* GIVEN PROBLEM *
Output all the entries word for word. Omit the pictures.

* DATA RECORDS *
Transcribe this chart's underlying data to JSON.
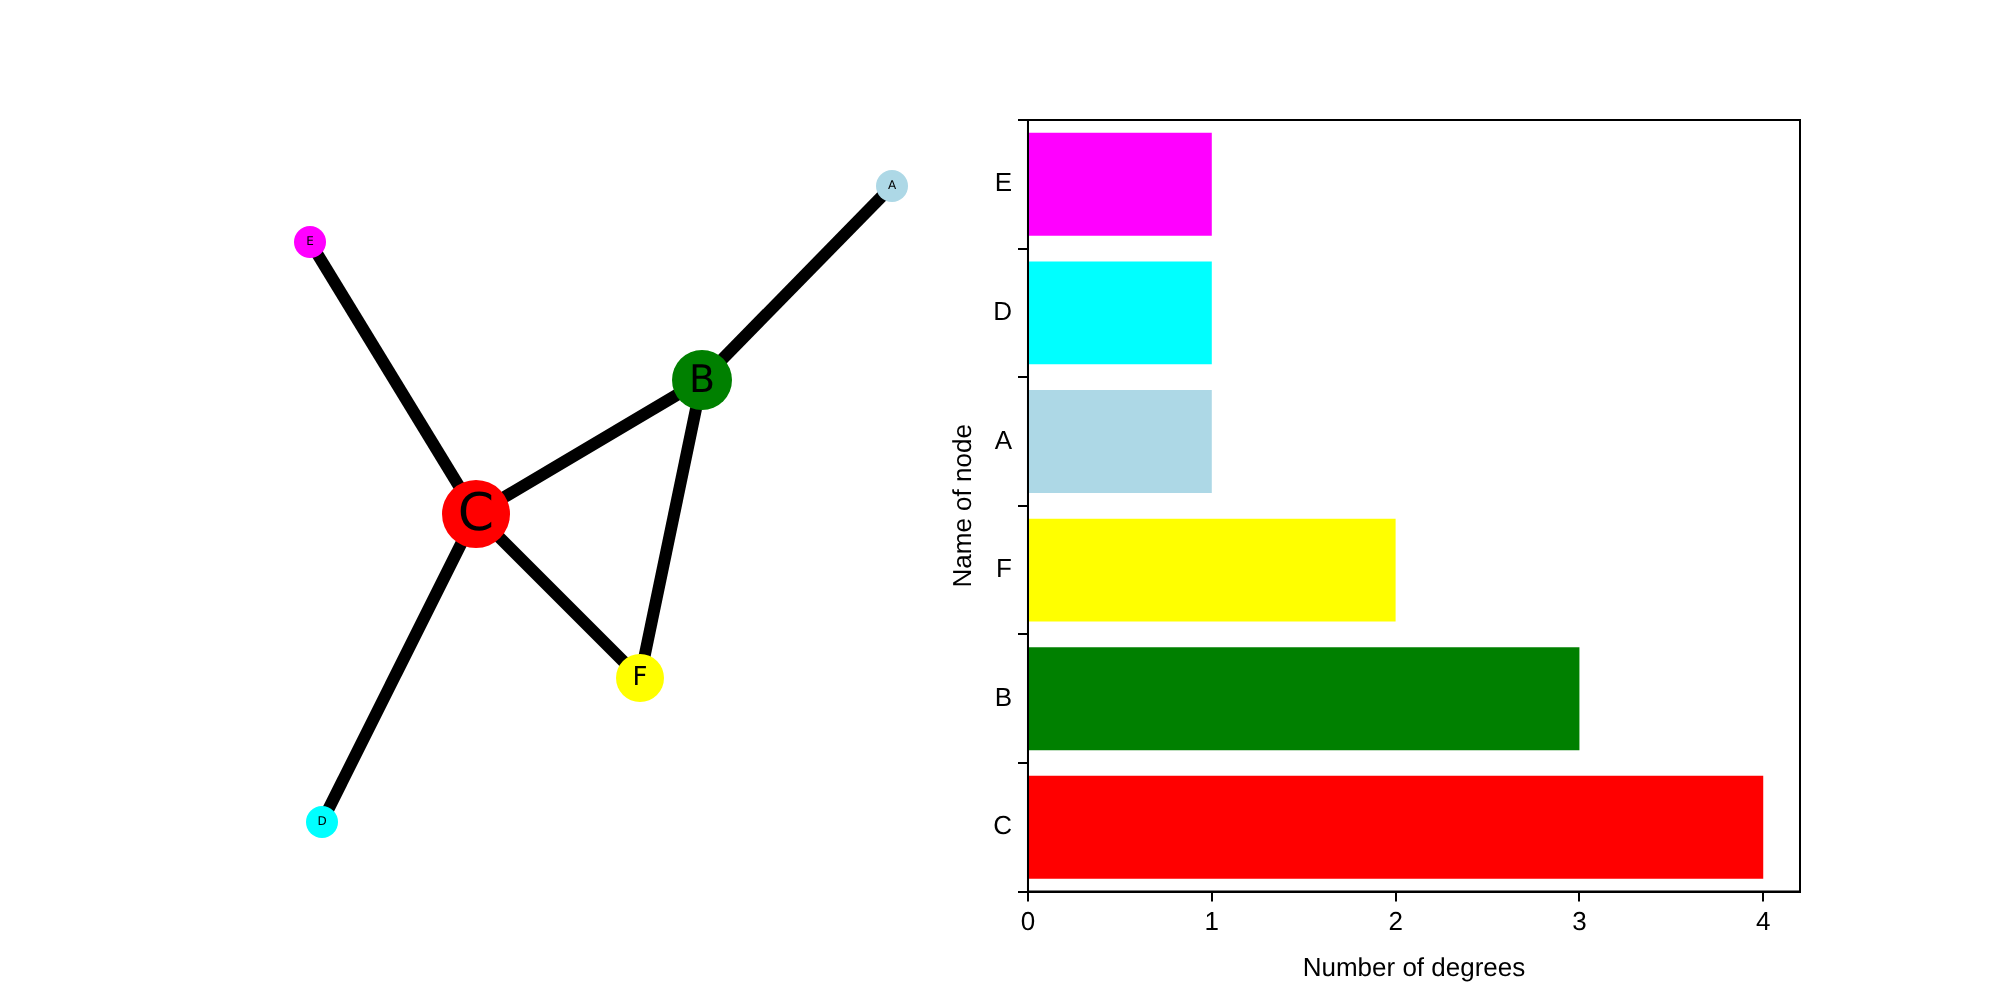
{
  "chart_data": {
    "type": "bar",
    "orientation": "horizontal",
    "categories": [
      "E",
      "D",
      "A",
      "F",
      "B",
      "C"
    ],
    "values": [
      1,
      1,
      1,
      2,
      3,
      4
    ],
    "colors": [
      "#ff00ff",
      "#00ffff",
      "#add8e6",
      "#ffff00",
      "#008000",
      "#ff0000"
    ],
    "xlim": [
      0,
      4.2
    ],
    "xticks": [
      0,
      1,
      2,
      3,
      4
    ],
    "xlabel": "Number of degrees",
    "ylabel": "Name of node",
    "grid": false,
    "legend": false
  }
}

* TASK OUTPUT *
Transcribe this chart's underlying data to JSON.
{
  "chart_data": {
    "type": "bar",
    "orientation": "horizontal",
    "categories": [
      "E",
      "D",
      "A",
      "F",
      "B",
      "C"
    ],
    "values": [
      1,
      1,
      1,
      2,
      3,
      4
    ],
    "colors": [
      "#ff00ff",
      "#00ffff",
      "#add8e6",
      "#ffff00",
      "#008000",
      "#ff0000"
    ],
    "xlim": [
      0,
      4.2
    ],
    "xticks": [
      0,
      1,
      2,
      3,
      4
    ],
    "xlabel": "Number of degrees",
    "ylabel": "Name of node",
    "grid": false,
    "legend": false
  }
}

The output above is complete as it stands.